◆ TO BE DONE ◆
In the entries below, count each line holding the word "name". Answer with the total alone.

◆ A block of data ◆
---------------
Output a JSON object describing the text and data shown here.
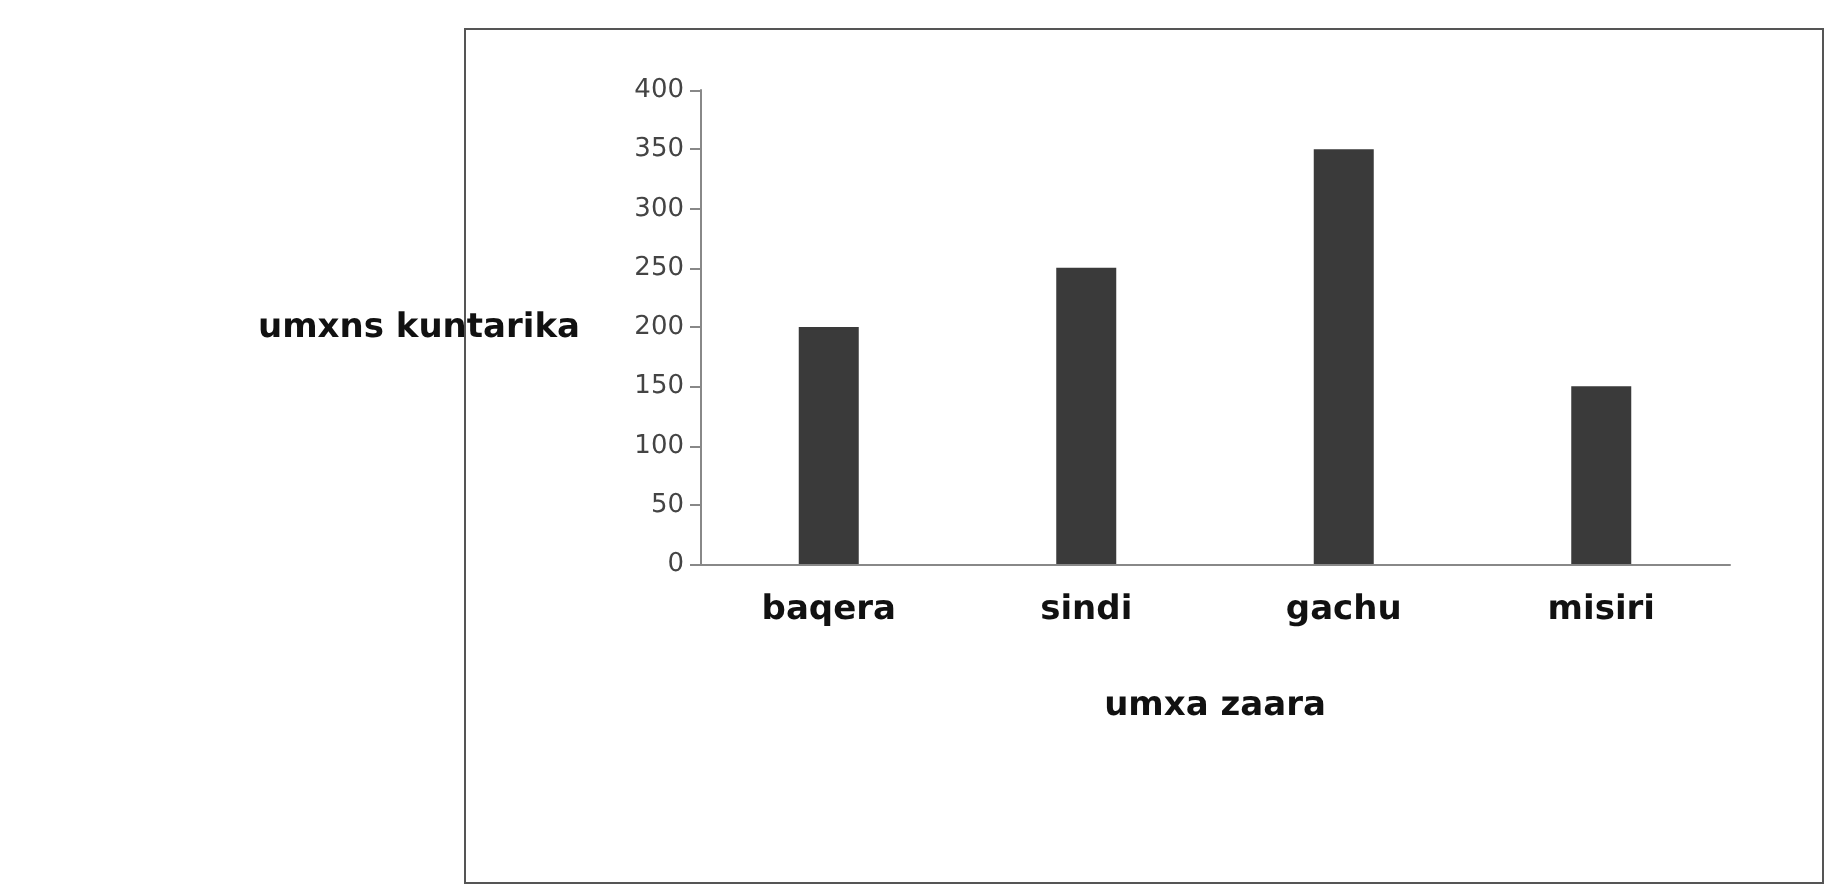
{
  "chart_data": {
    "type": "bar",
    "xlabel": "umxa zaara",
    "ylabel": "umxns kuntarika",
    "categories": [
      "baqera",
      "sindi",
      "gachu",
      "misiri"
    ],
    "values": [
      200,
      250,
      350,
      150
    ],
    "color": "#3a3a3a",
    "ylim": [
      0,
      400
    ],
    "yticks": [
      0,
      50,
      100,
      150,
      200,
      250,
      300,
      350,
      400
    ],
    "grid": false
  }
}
---------------
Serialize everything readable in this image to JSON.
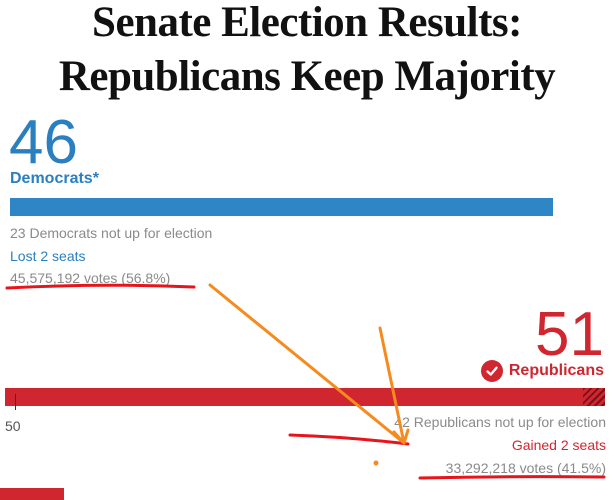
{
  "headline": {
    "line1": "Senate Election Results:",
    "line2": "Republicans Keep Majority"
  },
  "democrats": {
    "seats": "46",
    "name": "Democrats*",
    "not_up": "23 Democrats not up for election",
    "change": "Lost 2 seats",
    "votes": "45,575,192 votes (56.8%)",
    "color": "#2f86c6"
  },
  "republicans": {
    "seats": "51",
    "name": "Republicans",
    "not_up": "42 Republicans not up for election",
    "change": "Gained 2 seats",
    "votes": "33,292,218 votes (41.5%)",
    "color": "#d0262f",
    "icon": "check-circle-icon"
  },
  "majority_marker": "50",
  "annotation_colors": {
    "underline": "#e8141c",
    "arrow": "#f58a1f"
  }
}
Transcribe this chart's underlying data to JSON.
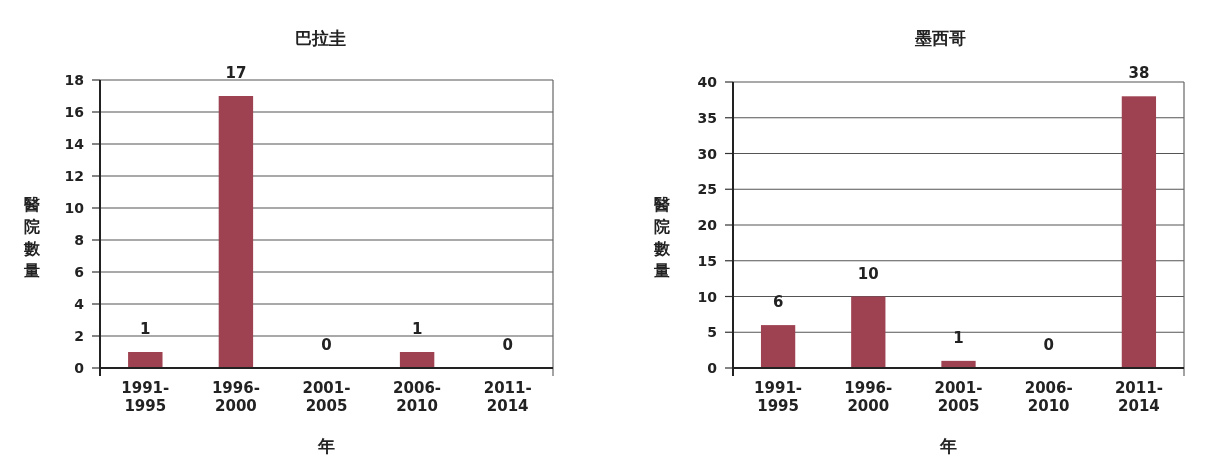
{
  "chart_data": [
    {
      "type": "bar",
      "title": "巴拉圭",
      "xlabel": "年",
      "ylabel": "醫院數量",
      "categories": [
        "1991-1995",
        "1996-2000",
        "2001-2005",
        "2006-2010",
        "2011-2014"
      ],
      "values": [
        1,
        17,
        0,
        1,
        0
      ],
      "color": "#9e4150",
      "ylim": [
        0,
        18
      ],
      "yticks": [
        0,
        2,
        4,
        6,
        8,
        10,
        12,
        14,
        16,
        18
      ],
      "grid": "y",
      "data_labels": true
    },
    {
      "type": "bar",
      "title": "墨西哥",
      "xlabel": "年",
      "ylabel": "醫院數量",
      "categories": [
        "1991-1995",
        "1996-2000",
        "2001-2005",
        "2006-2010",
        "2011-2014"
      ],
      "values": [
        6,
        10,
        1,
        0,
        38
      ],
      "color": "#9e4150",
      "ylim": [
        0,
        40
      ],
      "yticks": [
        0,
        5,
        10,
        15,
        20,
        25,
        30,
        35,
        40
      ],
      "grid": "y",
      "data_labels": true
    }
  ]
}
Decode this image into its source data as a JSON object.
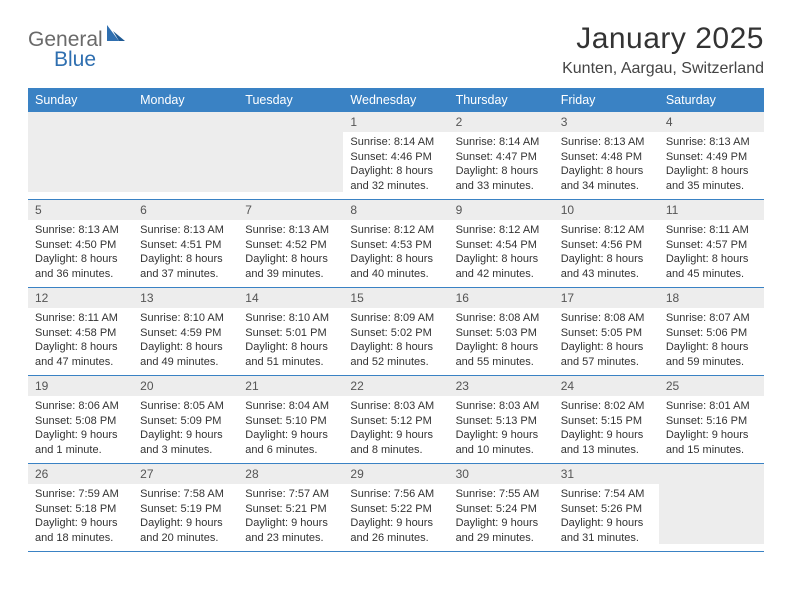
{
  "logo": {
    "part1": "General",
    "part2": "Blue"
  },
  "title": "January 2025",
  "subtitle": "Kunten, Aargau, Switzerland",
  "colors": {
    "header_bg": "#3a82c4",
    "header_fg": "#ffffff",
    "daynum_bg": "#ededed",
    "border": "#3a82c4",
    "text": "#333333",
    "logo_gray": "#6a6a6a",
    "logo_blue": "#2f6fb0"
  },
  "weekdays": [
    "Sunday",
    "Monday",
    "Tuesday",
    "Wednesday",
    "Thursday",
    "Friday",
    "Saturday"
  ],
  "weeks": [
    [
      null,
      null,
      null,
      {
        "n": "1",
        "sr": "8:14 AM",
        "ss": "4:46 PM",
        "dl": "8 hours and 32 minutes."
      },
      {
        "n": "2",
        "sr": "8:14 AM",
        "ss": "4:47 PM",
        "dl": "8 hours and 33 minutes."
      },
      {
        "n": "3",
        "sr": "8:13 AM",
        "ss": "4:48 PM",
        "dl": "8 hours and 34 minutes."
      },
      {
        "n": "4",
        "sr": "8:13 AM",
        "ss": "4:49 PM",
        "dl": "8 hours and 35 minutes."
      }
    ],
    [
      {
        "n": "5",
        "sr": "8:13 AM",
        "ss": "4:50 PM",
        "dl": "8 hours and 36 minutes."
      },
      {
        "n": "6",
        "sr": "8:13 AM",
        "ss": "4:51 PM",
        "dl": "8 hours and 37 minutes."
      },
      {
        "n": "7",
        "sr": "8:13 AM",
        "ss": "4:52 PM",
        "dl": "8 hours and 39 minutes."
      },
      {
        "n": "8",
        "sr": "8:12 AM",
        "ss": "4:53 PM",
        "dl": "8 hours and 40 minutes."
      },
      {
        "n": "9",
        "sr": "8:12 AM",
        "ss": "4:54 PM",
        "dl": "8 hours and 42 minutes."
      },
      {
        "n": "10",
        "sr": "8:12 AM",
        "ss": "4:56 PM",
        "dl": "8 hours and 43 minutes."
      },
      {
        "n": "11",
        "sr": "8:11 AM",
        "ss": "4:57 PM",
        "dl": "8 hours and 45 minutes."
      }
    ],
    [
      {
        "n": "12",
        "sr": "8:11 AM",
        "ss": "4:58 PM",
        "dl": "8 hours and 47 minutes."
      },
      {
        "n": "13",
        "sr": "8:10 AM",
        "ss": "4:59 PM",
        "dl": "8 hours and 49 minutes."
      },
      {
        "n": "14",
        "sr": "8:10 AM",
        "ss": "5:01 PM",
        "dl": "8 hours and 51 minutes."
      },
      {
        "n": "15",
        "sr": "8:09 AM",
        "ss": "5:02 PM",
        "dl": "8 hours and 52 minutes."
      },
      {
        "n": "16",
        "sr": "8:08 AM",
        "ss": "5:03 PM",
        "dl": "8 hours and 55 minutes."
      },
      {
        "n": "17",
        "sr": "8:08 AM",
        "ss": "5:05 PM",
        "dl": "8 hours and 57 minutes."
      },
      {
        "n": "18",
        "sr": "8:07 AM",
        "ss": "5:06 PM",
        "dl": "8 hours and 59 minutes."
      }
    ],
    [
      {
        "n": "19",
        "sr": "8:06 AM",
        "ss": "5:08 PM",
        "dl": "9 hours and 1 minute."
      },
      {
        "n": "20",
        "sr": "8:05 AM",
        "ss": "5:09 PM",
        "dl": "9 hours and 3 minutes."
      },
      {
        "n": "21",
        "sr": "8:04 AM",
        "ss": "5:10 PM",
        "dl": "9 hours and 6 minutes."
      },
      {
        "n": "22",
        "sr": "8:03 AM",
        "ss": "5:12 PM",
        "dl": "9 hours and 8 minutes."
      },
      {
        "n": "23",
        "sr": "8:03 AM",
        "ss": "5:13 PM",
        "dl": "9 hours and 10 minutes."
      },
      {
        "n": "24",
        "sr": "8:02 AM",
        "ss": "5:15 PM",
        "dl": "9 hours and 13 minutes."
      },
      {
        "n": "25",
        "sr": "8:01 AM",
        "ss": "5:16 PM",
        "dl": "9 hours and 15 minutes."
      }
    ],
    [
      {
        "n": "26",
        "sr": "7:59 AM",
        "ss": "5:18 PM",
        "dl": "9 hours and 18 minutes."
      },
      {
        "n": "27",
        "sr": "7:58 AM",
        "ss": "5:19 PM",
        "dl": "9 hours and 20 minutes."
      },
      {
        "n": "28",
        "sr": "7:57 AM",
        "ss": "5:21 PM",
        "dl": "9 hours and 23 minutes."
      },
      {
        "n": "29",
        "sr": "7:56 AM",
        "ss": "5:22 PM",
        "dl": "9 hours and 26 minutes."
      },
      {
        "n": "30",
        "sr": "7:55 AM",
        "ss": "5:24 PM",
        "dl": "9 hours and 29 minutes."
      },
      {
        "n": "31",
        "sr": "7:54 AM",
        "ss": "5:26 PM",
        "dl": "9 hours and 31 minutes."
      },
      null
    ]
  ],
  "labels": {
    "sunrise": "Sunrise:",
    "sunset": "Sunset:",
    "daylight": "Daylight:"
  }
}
---------------
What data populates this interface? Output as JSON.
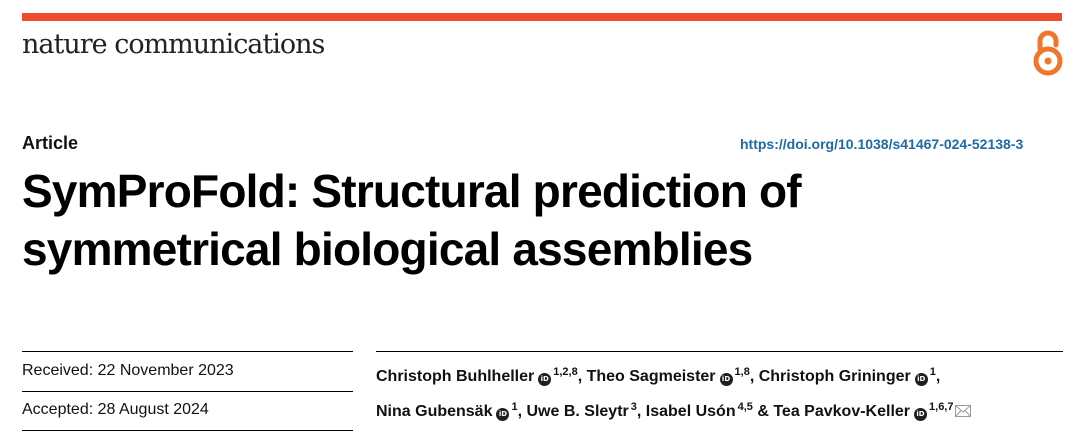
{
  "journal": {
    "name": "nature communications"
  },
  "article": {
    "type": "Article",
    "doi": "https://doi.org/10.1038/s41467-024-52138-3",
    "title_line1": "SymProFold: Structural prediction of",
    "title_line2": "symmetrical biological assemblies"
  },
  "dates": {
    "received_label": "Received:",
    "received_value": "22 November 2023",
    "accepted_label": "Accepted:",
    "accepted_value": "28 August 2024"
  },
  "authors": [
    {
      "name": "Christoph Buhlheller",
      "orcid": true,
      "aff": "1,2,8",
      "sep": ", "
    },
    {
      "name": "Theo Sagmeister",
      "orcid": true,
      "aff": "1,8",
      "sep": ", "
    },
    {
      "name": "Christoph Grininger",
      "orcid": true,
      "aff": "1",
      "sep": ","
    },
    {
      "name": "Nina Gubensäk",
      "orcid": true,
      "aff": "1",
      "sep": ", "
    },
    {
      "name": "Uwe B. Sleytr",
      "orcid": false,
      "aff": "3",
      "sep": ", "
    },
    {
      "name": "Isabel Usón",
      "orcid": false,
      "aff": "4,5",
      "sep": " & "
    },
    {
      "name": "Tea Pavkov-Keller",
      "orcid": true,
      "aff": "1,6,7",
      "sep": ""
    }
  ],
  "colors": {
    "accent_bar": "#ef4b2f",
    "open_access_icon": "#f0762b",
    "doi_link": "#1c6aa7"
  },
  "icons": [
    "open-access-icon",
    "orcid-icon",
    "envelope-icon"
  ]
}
---------------
◆ EXERCISE SOLUTION ◆
10